Document extract START
This does happen in Finnish tax system. Your tax rate (percent with one decimal) is calculated based on your annual gross income. Rates are supposed to be calculated smoothly, and they are certainly calculated for each individual separately.

In reality they are step functions. It is surprisingly common to have people refuse promotions because if would put them above an income tax threshold, bump up their rate, and end up with less money after taxes in the end.

The UK tax system is far from fair but at least it has clear brackets: income above threshold X is taxed at rate Y.

degamad 2 hours ago | parent [-]

Are you talking about this tax system? <https://nordisketax.net/pages/en-GB/taxation/?country=finlan...>

Because that is a marginal system, (and unless they've messed up the calculations, which they haven't in this case) you should never end up with less from earning more. Can you give an example of two income amounts where the lower income ends up with more money after-taxes than the higher income?

Or is it the additional municipal, church, or health levies mentioned on that page which have the discontinuities?

initramfs 2 hours ago | parent | prev | next [-]

I agree, but almost everyone today can use a computer or smartphone. They can type in their income, and the computer can calculate it, providing them an average number of what their percentage of actual taxable income was- I think Turbo Tax and other software might do something like this.

They don't have to understand how it works to do their own taxes.

mmooss an hour ago | parent [-]

They may not trust it if they can't understand it.

encoderer 2 hours ago | parent | prev [-]

You might just be taking people too literally.

I've heard the same thing -- if they take a job they will lose money. What they really mean is that if they take a job (trade time for money), they will lose some of the pension they have already earned. This is a real economic loss (even if they might have a few more bucks at the end of the week) to say nothing of their lost time.
Document extract END
▶ _What the exercise asks_
Rewrite the part of the tax discussion starting with "In reality they" and going on through "taxed at rate Y.", with "promotions" renamed to "pay raises".
Raw data START
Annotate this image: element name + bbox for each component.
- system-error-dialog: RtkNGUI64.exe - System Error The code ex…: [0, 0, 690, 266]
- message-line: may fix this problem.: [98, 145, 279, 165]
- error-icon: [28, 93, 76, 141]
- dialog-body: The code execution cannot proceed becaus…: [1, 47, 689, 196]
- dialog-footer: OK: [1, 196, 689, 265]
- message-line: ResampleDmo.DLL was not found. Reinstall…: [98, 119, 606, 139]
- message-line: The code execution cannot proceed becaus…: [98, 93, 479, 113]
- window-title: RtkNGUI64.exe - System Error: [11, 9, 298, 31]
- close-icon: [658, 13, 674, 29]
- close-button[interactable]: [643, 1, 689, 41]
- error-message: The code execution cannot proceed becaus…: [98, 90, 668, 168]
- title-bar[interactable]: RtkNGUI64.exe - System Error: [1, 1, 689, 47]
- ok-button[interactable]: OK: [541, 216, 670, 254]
Raw data END
▶ _Answer for the task_
In reality they are step functions. It is surprisingly common to have people refuse pay raises because if would put them above an income tax threshold, bump up their rate, and end up with less money after taxes in the end.

The UK tax system is far from fair but at least it has clear brackets: income above threshold X is taxed at rate Y.